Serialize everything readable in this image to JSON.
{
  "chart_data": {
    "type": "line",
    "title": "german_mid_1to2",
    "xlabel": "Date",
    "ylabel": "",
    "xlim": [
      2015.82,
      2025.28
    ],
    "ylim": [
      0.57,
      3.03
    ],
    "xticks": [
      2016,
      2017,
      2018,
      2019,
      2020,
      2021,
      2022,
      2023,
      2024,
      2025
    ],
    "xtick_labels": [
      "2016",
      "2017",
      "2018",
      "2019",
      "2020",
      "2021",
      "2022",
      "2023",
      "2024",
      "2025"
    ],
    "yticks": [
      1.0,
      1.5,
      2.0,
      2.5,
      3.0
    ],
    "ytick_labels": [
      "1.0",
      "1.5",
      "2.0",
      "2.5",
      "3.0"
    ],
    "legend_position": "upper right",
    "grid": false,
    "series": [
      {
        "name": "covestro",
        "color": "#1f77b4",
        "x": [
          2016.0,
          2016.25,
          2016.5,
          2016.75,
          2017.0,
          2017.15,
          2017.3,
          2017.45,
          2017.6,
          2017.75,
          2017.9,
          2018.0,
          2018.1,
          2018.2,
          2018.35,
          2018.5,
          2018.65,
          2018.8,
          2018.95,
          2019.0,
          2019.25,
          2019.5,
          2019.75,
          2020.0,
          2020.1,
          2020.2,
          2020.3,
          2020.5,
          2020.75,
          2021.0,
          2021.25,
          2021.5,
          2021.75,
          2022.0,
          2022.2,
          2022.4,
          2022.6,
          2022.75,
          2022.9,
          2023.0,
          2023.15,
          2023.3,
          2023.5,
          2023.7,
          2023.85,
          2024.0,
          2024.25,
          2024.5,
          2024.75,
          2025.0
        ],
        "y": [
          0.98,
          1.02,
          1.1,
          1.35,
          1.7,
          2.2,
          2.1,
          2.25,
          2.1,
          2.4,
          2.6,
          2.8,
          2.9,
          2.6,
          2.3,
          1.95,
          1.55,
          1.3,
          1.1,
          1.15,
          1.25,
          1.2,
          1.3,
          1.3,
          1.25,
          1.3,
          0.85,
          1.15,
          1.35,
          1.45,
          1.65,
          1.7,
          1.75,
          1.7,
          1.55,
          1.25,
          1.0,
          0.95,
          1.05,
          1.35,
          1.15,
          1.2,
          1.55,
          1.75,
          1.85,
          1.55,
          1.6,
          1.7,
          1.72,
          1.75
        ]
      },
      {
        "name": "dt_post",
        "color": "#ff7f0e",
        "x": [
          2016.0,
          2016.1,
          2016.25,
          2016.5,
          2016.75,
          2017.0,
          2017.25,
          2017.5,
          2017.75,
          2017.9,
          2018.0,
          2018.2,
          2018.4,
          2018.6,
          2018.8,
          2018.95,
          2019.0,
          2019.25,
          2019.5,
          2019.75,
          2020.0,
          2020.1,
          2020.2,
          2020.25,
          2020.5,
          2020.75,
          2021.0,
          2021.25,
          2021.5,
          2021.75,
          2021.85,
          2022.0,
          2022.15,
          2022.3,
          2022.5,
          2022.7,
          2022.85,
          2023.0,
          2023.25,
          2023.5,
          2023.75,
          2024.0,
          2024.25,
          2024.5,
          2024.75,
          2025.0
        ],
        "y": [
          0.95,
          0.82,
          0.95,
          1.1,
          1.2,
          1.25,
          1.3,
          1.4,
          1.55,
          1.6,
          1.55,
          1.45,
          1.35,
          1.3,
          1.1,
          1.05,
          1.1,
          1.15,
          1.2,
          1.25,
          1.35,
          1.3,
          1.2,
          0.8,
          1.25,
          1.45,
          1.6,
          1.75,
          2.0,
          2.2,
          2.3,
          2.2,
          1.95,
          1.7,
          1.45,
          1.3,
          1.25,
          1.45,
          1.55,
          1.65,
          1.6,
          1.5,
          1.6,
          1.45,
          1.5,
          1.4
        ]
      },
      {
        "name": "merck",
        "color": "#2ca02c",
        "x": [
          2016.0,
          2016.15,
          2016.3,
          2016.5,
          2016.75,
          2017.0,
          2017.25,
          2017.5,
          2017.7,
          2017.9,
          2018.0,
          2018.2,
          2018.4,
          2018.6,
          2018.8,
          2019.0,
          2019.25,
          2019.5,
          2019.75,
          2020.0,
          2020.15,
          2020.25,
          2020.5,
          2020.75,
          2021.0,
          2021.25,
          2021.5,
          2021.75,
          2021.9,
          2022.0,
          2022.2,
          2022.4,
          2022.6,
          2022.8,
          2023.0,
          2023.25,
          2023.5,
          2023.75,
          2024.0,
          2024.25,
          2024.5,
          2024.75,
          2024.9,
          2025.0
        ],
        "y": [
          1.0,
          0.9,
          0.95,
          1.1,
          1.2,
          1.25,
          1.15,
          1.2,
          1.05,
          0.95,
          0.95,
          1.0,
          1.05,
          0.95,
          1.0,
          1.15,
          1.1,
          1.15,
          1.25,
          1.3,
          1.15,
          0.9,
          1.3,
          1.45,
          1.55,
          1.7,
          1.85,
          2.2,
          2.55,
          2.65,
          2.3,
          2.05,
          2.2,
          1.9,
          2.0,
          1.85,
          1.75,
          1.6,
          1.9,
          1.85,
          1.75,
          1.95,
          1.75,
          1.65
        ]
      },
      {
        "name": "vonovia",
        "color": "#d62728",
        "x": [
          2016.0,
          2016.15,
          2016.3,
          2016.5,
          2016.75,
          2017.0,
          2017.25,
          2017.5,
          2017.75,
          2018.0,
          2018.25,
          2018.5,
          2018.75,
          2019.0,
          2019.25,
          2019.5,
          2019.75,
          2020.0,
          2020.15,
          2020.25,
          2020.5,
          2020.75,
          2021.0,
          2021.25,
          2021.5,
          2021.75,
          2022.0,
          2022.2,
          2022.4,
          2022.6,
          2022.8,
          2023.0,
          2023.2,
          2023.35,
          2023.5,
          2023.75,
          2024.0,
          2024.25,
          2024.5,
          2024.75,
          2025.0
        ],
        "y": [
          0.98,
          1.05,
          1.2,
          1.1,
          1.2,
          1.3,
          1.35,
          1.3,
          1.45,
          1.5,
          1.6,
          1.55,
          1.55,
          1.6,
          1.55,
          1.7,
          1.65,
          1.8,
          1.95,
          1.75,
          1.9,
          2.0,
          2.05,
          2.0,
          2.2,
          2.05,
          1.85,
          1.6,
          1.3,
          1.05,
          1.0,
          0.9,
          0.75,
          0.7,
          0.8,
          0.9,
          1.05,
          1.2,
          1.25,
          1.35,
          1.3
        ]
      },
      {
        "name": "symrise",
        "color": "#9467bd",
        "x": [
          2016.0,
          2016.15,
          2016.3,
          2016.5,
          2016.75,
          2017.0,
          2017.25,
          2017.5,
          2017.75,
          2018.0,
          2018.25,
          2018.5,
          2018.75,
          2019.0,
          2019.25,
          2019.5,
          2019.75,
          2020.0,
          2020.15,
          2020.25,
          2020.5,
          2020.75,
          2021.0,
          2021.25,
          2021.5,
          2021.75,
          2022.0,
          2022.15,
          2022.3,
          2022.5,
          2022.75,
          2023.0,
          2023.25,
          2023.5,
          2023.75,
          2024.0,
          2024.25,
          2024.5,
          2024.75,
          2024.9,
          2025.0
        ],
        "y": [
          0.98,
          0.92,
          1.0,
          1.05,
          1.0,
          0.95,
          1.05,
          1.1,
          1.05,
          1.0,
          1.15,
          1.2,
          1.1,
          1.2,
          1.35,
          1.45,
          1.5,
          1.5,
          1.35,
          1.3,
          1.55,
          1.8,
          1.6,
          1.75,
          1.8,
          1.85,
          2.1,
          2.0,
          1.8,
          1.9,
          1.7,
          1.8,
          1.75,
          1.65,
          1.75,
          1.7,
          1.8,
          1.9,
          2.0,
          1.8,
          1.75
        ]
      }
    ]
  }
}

+---+

Pick out all lines from the data above in which the word "name" appears.

        "name": "covestro",
        "name": "dt_post",
        "name": "merck",
        "name": "vonovia",
        "name": "symrise",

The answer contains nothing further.